— Deine Aufgabe —
Zitiere aus dem Text über Schwesterchen wortgetreu das Stück, das mit den Worten „Anfangs dachten wir“ beginnt und mit „wie sein sollte?“ endet.

-------- Ausgewählter Textauszug

Schwesterchen

Schwesterchen ist blond und sehr attraktiv, sie ist Ukrainerin, lebt aber bereits seit über 20 Jahren in Deutschland. Ihr Akzent ist aber immer noch deutlich zu hören. Schwesterchen ist Anfang 40, hat zwei Kinder und eine ziemlich bescheidene Ehe hinter sich… und eine noch bescheidenere Scheidung. Ich traf sie vor über einem Jahr auf einer Singlebörse und war am Anfang hin und weg von ihr. Sie hatte dieselbe große Klappe wie ich und einen wundervollen Sinn für Humor (davon später mehr).

Anfangs dachten wir beide noch, dass es mit uns klappen könnte. Wir lachten viel gemeinsam, wir redeten offen (oft über Sex) und irgendwann dachten wir: Naja, wenn wir schon darüber reden, könnten wir es auch mal versuchen.

Nun, es kam, wie es kommen musste. Und ich kam, wie ich kommen musste. Und auch sie kam, wie sie kommen musste. Also alles wie sein sollte?

Nicht unbedingt. Wir stellten beide fest, dass wir uns in vielen Dingen einfach zu ähnlich sind und dass wir das Gefühl hatten, Inzucht zu betreiben.

Das hatte zur Folge, dass wir beide hinterher den anderen beinahe anflehten und sagten: „Das bleibt doch bei diesem einen Mal, nicht wahr?“

Seitdem sind wir gute, enge Freunde geworden, sie nennt mich Brüderchen und ich sie Schwesterchen. Wir reden über vieles miteinander und das ist verdammt viel Wert. Sie gibt mir manchmal einen wohlverdienten Tritt in meinen Hintern und umgekehrt wasche ich ihr auch oft die Flausen aus dem Kopf.

Heute habe ich mit ihr telefoniert und ihr von dem Spiel zwischen Dilara und mir erzählt — siehe hier.

----------------
-------- Datenauszug

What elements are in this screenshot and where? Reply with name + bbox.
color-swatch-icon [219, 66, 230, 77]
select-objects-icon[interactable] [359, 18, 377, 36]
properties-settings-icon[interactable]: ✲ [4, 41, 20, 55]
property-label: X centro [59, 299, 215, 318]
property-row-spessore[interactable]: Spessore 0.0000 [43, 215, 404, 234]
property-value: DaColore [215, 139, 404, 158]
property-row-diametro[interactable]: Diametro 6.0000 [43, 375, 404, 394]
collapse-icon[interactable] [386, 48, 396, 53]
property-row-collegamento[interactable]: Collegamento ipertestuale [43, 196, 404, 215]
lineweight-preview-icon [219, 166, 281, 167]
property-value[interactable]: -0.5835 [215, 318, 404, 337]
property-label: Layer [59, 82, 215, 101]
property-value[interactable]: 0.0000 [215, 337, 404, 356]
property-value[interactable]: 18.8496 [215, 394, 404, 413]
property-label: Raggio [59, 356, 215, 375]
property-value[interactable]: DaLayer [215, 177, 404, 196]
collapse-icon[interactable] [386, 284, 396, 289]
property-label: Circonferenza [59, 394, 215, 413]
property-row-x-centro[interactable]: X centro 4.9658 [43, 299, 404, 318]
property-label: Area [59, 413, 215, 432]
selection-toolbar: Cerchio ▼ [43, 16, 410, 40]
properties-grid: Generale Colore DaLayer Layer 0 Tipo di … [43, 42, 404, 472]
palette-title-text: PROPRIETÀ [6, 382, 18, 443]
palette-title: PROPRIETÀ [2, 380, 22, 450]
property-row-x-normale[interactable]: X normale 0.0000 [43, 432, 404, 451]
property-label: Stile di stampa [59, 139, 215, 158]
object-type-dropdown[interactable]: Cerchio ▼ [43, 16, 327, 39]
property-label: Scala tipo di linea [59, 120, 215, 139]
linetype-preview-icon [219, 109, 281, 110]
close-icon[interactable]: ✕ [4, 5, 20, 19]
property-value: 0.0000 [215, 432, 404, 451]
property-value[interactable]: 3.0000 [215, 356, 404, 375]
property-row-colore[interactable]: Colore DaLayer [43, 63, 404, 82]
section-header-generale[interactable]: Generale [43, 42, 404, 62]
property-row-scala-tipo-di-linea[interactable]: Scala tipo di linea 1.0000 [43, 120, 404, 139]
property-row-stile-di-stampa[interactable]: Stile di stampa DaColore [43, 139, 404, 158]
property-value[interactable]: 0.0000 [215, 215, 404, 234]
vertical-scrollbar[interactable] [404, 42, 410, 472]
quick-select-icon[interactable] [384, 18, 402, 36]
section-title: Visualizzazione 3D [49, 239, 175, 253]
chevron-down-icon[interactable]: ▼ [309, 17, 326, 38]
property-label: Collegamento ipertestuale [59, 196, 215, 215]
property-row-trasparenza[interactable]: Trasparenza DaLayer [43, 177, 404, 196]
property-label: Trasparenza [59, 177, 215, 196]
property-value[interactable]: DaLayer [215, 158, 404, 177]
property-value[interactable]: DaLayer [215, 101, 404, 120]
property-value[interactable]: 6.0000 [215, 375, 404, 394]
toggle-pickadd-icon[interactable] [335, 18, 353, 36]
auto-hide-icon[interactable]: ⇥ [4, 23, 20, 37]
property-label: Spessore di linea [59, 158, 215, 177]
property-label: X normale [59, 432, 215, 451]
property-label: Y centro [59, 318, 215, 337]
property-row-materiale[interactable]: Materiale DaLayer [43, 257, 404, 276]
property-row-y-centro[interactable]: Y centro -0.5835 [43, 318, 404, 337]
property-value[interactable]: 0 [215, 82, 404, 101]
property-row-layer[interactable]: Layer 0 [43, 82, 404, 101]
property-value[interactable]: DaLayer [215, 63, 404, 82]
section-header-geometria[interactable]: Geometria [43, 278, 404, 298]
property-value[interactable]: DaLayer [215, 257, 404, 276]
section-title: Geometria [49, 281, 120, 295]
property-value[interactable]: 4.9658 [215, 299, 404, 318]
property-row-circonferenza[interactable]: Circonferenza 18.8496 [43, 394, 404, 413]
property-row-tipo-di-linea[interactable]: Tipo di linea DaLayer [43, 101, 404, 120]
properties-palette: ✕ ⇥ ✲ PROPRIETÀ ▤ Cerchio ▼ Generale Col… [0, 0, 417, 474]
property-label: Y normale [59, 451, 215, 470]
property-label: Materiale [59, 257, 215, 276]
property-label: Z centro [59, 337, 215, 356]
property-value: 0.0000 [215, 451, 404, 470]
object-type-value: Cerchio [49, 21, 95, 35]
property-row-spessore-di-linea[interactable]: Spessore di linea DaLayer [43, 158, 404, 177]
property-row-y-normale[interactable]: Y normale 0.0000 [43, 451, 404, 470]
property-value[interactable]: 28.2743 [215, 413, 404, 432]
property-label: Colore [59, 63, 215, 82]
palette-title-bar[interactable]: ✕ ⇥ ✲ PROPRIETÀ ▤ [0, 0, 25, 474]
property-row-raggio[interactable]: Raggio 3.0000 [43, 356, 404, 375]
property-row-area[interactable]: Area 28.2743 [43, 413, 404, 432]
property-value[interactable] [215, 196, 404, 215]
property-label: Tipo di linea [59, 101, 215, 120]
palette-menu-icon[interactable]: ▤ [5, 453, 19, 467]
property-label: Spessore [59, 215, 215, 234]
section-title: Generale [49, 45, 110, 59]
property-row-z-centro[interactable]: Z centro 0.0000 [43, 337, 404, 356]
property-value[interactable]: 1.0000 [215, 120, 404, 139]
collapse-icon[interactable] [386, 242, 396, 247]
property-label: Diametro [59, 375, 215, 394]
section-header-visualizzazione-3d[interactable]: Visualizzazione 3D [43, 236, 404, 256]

----------------

— Antwort dazu —
Anfangs dachten wir beide noch, dass es mit uns klappen könnte. Wir lachten viel gemeinsam, wir redeten offen (oft über Sex) und irgendwann dachten wir: Naja, wenn wir schon darüber reden, könnten wir es auch mal versuchen.

Nun, es kam, wie es kommen musste. Und ich kam, wie ich kommen musste. Und auch sie kam, wie sie kommen musste. Also alles wie sein sollte?